__Problem__
Determine how many lines include "legend". Give the number and nothing else.

__Records supplied__
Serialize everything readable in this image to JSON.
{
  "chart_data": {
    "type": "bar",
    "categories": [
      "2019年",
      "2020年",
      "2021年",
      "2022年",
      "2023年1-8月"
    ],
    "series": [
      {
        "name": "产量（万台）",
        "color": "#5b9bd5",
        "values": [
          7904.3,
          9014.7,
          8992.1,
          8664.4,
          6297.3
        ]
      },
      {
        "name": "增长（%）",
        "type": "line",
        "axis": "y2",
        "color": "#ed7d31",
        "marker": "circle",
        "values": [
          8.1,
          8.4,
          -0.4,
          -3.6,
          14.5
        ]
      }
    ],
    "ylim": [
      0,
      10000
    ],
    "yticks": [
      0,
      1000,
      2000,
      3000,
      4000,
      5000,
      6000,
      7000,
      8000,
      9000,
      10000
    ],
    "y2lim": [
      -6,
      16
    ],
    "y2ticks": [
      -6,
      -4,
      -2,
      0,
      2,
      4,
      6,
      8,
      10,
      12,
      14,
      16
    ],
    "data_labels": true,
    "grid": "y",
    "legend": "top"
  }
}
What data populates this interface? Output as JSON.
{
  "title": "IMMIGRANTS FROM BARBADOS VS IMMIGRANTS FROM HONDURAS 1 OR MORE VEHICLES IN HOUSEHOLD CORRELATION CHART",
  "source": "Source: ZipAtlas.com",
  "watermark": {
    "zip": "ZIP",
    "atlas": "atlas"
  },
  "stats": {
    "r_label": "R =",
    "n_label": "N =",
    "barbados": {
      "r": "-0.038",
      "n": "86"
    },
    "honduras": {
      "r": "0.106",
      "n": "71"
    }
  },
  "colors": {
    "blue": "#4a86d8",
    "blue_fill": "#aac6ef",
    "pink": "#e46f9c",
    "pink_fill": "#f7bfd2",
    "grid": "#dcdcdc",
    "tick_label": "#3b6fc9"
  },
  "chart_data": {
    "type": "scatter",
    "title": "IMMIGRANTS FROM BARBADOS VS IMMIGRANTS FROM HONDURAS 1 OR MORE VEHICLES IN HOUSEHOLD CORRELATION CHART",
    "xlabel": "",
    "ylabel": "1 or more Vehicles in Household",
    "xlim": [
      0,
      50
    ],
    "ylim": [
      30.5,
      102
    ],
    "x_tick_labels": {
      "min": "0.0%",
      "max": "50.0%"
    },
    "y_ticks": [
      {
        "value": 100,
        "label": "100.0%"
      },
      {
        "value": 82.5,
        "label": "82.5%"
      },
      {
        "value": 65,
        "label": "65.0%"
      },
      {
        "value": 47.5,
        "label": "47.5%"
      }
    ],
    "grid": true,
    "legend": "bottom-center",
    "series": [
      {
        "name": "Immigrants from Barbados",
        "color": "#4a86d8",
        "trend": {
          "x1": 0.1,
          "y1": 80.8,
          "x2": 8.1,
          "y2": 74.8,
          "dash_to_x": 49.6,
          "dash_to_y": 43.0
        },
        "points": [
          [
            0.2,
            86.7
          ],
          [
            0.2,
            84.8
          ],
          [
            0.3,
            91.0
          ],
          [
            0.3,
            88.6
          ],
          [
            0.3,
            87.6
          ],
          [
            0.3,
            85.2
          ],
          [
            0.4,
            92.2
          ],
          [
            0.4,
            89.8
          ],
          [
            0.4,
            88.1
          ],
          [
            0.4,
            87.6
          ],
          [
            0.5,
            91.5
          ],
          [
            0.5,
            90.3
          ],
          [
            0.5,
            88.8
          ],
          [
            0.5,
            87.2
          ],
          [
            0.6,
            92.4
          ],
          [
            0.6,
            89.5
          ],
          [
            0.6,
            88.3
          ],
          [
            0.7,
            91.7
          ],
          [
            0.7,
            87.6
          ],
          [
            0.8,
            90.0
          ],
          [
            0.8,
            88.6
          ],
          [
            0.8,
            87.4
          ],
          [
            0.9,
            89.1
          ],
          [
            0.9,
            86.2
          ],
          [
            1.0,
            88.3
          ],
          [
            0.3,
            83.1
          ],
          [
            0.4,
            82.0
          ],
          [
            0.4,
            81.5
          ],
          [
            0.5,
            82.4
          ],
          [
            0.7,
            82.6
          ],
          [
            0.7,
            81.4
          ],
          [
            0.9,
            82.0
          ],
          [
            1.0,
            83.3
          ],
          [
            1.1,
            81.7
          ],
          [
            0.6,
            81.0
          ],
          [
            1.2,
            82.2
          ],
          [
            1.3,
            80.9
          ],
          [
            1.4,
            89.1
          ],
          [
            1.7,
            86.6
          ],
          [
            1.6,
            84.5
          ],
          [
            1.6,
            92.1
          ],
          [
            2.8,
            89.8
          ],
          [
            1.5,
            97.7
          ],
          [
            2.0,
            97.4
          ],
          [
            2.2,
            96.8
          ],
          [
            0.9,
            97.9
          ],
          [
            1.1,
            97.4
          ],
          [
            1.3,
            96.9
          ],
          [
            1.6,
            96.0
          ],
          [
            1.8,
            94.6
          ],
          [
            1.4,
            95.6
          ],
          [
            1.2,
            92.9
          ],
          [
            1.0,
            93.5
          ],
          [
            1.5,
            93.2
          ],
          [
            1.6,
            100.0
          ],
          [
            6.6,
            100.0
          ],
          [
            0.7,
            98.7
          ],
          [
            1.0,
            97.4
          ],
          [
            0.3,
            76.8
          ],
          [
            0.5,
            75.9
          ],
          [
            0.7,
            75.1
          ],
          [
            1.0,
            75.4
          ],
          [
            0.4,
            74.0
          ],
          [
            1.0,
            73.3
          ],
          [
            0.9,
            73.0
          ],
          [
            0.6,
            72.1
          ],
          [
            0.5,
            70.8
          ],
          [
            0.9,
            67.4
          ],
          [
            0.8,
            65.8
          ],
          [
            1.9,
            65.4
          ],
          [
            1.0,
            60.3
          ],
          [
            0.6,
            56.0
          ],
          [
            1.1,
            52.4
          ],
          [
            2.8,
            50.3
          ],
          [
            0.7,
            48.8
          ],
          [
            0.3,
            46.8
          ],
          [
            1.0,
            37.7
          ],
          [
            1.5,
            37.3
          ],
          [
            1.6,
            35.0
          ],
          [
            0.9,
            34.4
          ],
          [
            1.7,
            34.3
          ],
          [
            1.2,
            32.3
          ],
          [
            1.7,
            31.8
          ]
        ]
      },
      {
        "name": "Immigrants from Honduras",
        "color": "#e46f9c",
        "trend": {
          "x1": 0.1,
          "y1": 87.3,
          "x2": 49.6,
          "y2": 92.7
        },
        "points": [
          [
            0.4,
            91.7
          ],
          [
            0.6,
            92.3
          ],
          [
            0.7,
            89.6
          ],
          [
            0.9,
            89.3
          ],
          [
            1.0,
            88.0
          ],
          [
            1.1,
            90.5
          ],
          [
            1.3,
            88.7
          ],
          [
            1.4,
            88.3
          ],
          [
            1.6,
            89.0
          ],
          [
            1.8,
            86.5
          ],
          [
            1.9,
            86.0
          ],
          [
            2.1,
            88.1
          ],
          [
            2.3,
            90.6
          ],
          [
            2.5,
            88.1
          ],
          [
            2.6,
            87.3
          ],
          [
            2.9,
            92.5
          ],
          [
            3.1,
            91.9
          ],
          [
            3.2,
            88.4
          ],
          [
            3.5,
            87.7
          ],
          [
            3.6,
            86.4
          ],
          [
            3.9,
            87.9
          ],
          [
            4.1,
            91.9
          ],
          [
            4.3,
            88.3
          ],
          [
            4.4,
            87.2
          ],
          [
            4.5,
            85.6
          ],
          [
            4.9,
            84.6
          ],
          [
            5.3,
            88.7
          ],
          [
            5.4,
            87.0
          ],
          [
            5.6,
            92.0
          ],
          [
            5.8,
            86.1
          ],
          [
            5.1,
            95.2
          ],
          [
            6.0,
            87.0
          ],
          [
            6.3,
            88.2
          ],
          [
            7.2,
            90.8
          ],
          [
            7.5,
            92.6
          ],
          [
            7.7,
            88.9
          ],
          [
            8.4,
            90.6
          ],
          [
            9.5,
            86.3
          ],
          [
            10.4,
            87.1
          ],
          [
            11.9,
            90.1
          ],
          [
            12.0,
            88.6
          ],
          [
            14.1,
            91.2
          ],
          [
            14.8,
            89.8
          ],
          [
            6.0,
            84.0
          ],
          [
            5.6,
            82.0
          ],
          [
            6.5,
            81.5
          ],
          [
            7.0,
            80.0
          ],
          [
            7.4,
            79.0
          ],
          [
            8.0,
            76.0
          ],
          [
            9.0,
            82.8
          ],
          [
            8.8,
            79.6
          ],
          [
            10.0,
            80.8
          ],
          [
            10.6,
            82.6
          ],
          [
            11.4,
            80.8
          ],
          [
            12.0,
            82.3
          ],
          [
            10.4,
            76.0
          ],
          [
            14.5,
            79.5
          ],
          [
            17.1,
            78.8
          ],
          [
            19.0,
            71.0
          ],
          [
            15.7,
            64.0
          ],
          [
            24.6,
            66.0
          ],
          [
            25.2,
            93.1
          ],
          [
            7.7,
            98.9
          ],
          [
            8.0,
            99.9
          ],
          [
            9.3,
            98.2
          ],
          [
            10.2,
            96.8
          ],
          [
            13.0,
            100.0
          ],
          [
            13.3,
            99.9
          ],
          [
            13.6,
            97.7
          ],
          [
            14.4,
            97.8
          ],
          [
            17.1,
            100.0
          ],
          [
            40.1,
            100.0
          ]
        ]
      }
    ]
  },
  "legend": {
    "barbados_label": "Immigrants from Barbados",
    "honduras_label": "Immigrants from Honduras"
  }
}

__Correct result__
3